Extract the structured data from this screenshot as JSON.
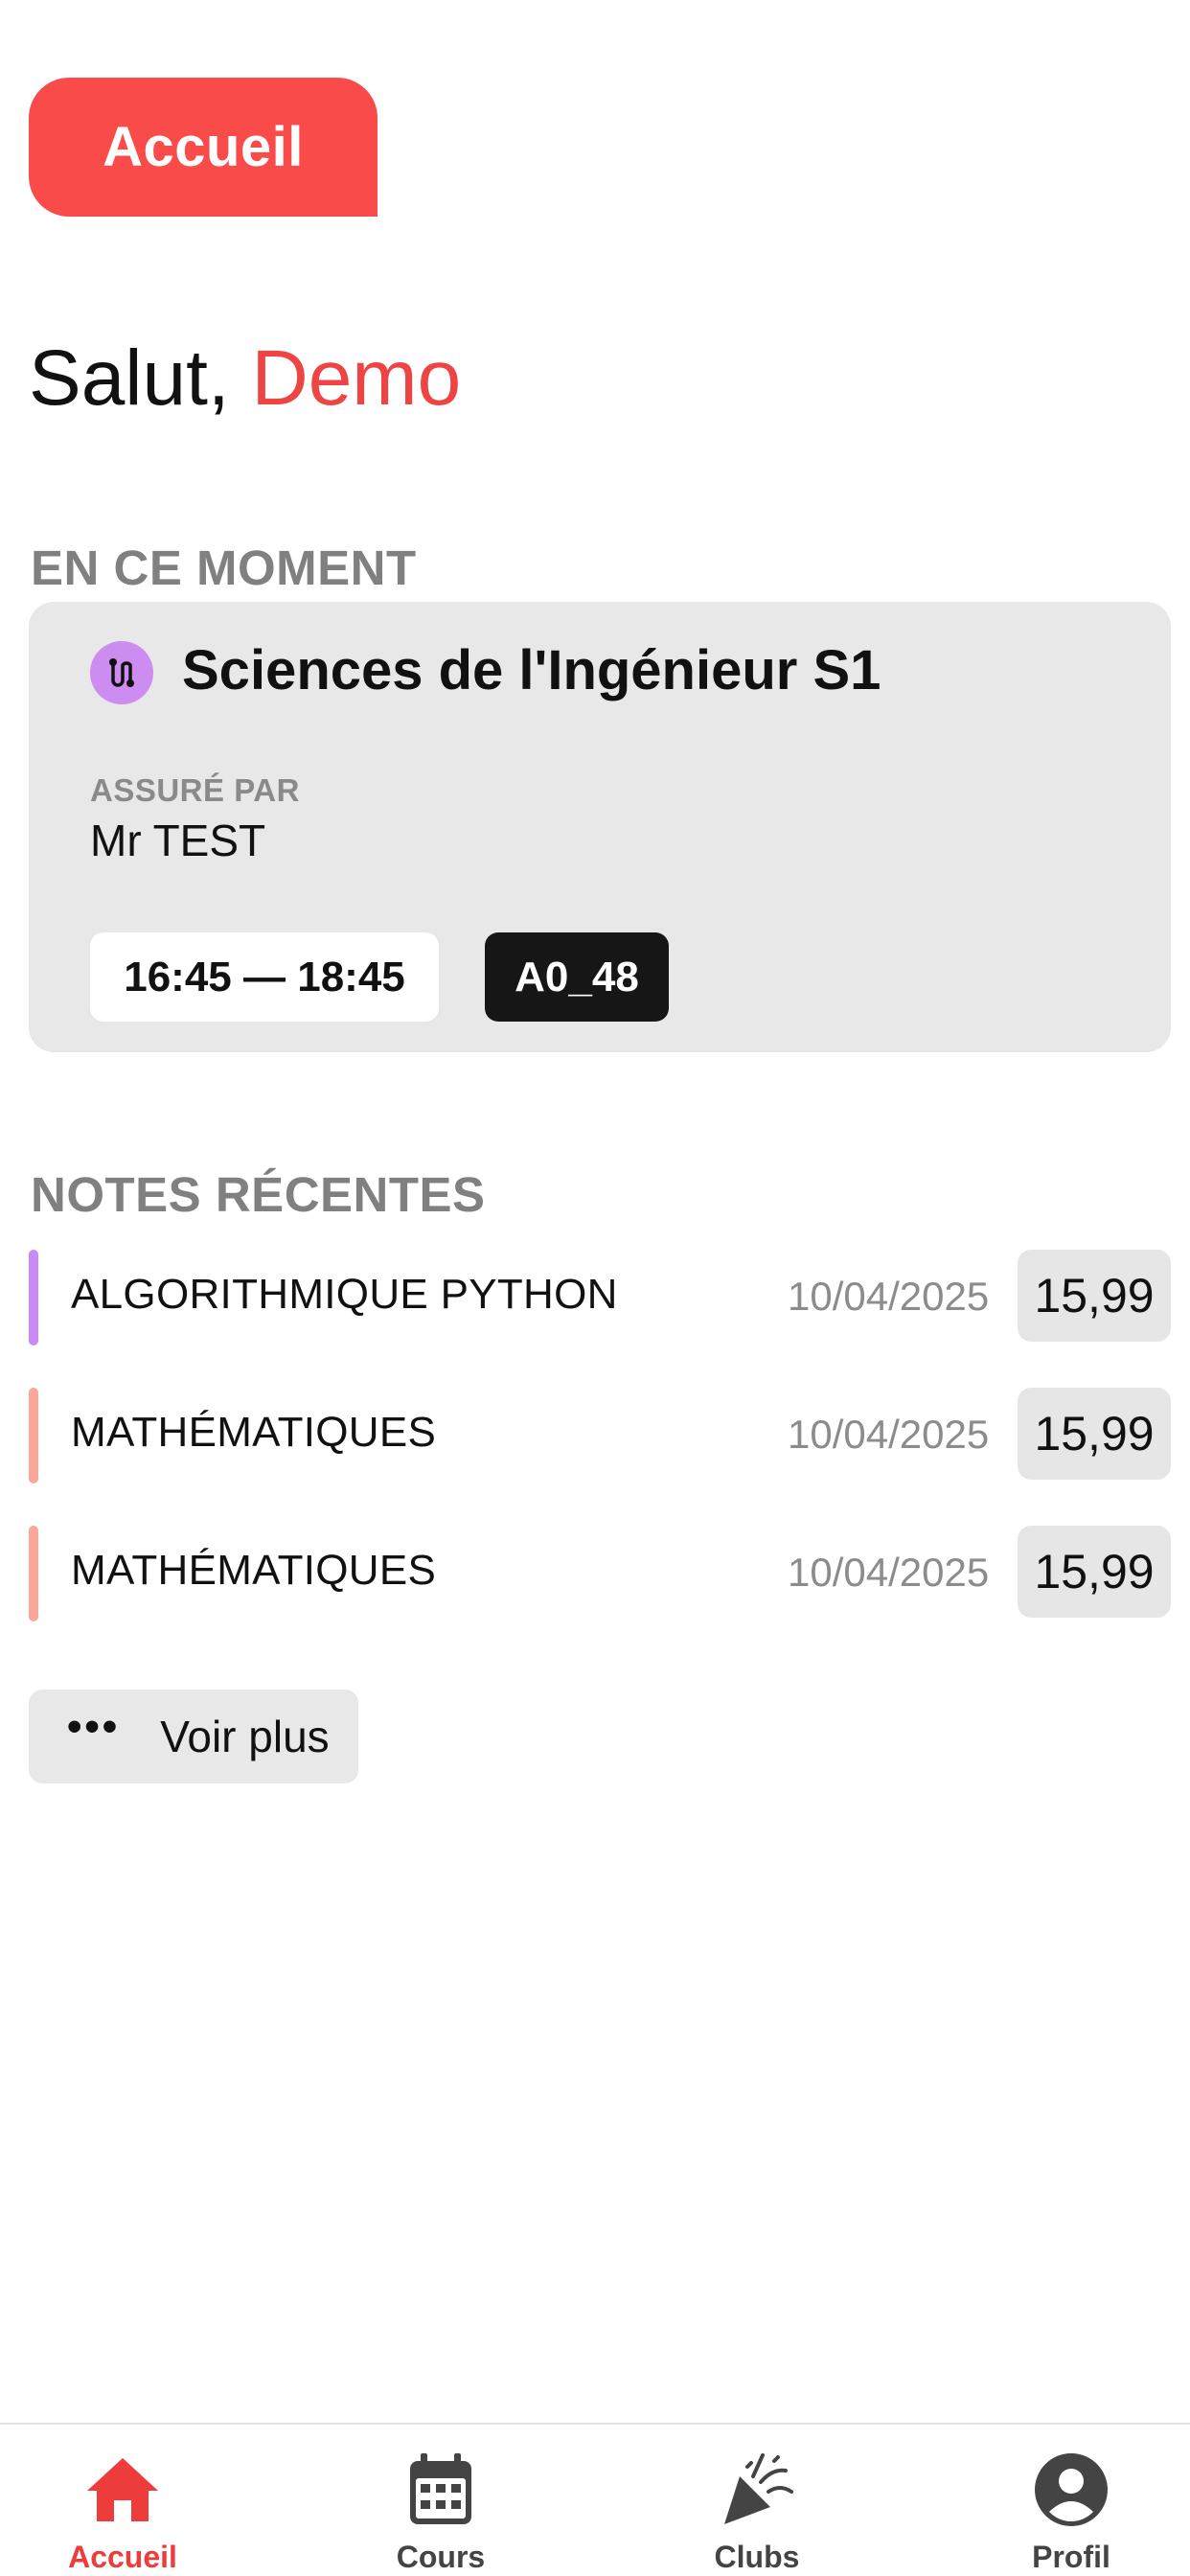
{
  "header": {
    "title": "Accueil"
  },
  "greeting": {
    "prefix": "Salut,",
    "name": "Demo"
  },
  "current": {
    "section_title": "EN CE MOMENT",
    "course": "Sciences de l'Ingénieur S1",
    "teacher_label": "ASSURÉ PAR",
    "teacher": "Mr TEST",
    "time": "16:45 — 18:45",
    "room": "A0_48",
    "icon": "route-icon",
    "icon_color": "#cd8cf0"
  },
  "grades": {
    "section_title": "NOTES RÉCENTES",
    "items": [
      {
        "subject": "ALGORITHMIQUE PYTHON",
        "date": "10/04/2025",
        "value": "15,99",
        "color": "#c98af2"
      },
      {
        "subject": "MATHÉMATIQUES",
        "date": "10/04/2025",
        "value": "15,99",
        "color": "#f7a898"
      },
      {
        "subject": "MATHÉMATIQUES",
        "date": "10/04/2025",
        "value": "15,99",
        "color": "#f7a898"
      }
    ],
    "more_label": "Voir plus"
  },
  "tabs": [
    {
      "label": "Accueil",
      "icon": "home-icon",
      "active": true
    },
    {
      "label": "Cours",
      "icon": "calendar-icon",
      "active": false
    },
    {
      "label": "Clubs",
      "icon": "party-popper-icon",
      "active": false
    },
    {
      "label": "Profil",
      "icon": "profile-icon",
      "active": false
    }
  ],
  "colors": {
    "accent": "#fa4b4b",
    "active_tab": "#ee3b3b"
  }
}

- - - - -

-- WORK REQUIRED --
From the listing above, print every entry precisely and drop the pictures.

-- OUTPUT FOR THIS TASK --
Extract the structured data from this screenshot as JSON.
{
  "header": {
    "title": "Accueil"
  },
  "greeting": {
    "prefix": "Salut,",
    "name": "Demo"
  },
  "current": {
    "section_title": "EN CE MOMENT",
    "course": "Sciences de l'Ingénieur S1",
    "teacher_label": "ASSURÉ PAR",
    "teacher": "Mr TEST",
    "time": "16:45 — 18:45",
    "room": "A0_48",
    "icon": "route-icon",
    "icon_color": "#cd8cf0"
  },
  "grades": {
    "section_title": "NOTES RÉCENTES",
    "items": [
      {
        "subject": "ALGORITHMIQUE PYTHON",
        "date": "10/04/2025",
        "value": "15,99",
        "color": "#c98af2"
      },
      {
        "subject": "MATHÉMATIQUES",
        "date": "10/04/2025",
        "value": "15,99",
        "color": "#f7a898"
      },
      {
        "subject": "MATHÉMATIQUES",
        "date": "10/04/2025",
        "value": "15,99",
        "color": "#f7a898"
      }
    ],
    "more_label": "Voir plus"
  },
  "tabs": [
    {
      "label": "Accueil",
      "icon": "home-icon",
      "active": true
    },
    {
      "label": "Cours",
      "icon": "calendar-icon",
      "active": false
    },
    {
      "label": "Clubs",
      "icon": "party-popper-icon",
      "active": false
    },
    {
      "label": "Profil",
      "icon": "profile-icon",
      "active": false
    }
  ],
  "colors": {
    "accent": "#fa4b4b",
    "active_tab": "#ee3b3b"
  }
}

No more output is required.